= What the task asks =
Extract the text of every entry below exactly; leave images out.

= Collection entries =
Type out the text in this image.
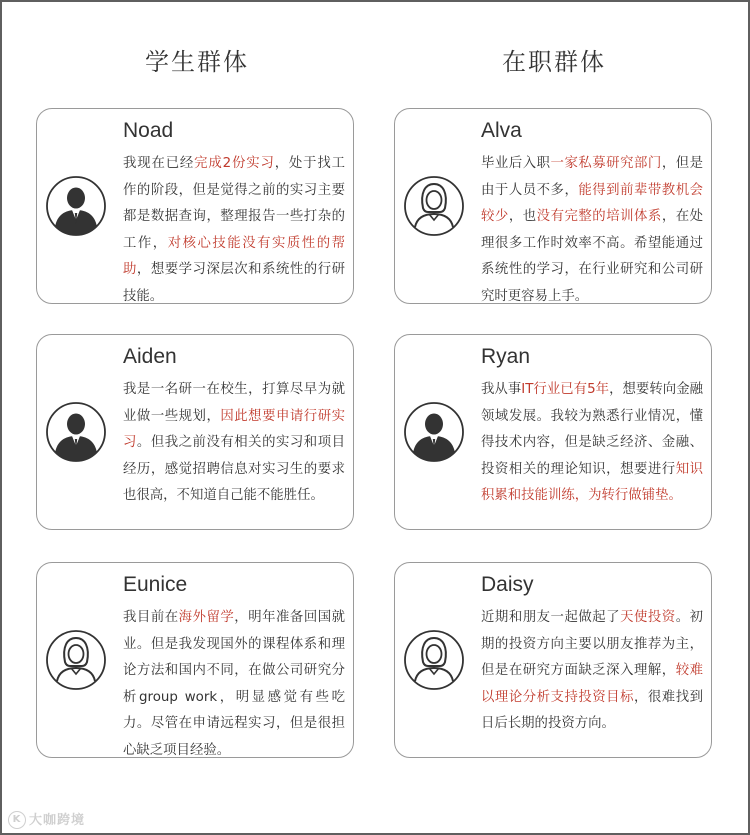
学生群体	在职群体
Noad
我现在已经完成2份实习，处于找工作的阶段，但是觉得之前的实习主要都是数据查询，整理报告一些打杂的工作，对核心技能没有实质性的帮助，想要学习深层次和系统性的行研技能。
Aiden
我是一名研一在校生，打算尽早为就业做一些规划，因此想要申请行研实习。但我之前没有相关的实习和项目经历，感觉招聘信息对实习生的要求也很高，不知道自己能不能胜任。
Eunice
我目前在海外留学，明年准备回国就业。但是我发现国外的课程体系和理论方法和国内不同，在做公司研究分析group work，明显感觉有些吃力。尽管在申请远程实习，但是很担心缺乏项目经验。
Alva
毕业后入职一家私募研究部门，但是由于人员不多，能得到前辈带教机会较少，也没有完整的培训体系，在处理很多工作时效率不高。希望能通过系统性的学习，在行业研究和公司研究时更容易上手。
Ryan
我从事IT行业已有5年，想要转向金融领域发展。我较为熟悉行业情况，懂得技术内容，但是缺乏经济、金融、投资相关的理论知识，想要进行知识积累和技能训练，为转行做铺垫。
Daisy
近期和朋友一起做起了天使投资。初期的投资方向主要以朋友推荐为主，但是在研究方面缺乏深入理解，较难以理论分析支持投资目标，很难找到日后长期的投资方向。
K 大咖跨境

= Solution to this exercise =
Type out the text in this image.
学生群体	在职群体
Noad
我现在已经完成2份实习，处于找工作的阶段，但是觉得之前的实习主要都是数据查询，整理报告一些打杂的工作，对核心技能没有实质性的帮助，想要学习深层次和系统性的行研技能。
Aiden
我是一名研一在校生，打算尽早为就业做一些规划，因此想要申请行研实习。但我之前没有相关的实习和项目经历，感觉招聘信息对实习生的要求也很高，不知道自己能不能胜任。
Eunice
我目前在海外留学，明年准备回国就业。但是我发现国外的课程体系和理论方法和国内不同，在做公司研究分析group work，明显感觉有些吃力。尽管在申请远程实习，但是很担心缺乏项目经验。
Alva
毕业后入职一家私募研究部门，但是由于人员不多，能得到前辈带教机会较少，也没有完整的培训体系，在处理很多工作时效率不高。希望能通过系统性的学习，在行业研究和公司研究时更容易上手。
Ryan
我从事IT行业已有5年，想要转向金融领域发展。我较为熟悉行业情况，懂得技术内容，但是缺乏经济、金融、投资相关的理论知识，想要进行知识积累和技能训练，为转行做铺垫。
Daisy
近期和朋友一起做起了天使投资。初期的投资方向主要以朋友推荐为主，但是在研究方面缺乏深入理解，较难以理论分析支持投资目标，很难找到日后长期的投资方向。
K 大咖跨境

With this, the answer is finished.